Material for this exercise:
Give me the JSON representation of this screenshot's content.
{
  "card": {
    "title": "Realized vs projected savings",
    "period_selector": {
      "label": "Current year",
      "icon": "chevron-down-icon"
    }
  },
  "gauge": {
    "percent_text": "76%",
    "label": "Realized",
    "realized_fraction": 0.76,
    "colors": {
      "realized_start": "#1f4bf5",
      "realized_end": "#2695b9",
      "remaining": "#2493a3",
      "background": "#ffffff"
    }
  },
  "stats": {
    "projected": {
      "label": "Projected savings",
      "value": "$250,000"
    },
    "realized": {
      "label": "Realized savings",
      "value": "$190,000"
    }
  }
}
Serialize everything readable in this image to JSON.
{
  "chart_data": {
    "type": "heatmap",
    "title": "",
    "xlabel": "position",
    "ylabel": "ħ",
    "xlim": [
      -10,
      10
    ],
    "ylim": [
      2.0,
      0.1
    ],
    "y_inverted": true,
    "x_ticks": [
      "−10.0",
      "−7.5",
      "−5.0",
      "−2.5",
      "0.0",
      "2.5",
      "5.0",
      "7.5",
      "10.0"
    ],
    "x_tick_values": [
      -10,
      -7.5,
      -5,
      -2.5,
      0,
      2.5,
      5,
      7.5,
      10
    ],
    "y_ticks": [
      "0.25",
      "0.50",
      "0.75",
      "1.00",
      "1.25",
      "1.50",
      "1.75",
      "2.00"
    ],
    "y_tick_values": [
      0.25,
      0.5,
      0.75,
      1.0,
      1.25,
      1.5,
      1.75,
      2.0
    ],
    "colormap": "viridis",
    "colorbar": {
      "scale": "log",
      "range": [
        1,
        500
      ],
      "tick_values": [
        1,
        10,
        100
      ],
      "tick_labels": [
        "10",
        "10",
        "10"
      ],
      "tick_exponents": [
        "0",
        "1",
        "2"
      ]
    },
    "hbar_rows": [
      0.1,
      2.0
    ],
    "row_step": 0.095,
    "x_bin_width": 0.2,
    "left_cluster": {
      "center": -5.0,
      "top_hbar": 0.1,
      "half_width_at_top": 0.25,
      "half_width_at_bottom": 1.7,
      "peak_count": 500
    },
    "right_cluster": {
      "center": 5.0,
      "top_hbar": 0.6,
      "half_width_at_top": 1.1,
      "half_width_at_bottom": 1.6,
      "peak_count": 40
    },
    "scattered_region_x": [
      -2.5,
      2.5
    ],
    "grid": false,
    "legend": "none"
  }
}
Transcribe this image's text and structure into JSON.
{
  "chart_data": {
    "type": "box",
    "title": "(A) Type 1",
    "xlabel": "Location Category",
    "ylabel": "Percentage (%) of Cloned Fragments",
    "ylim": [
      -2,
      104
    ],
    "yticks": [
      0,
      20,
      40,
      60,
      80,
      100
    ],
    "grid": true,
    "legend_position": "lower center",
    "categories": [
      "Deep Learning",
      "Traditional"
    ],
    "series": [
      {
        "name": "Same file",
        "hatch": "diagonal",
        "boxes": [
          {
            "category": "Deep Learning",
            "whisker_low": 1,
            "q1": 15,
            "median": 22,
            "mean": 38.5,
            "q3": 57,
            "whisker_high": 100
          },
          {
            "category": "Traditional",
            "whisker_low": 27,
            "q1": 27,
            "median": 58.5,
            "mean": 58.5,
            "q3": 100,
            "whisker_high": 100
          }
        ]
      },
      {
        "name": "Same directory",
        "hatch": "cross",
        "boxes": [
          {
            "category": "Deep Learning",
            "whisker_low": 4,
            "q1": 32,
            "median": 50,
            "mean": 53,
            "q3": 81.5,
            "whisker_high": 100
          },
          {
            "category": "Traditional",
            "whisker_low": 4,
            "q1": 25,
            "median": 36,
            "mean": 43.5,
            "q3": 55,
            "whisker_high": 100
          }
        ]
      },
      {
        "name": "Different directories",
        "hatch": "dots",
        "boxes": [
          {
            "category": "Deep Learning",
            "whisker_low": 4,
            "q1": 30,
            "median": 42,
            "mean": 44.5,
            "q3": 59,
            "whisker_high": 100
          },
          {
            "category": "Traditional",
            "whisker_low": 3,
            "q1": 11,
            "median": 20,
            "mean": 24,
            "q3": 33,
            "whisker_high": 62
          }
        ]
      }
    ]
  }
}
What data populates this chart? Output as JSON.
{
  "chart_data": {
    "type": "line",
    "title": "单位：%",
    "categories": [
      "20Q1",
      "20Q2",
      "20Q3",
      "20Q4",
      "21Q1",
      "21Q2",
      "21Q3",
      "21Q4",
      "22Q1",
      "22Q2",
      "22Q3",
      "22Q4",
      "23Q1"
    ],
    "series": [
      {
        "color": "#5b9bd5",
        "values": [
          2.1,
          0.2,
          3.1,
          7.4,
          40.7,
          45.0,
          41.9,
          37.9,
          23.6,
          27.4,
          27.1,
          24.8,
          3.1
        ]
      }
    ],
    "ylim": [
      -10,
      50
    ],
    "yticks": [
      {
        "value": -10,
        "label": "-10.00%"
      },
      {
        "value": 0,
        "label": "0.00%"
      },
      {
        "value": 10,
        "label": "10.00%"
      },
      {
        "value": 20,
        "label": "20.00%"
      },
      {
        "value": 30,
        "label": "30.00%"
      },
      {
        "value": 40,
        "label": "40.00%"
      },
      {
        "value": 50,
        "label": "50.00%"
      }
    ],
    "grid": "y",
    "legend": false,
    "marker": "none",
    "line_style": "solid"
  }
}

Your goal: Tally up the lines holding the word "center" in the data above, and answer with that figure only.

Task response: 3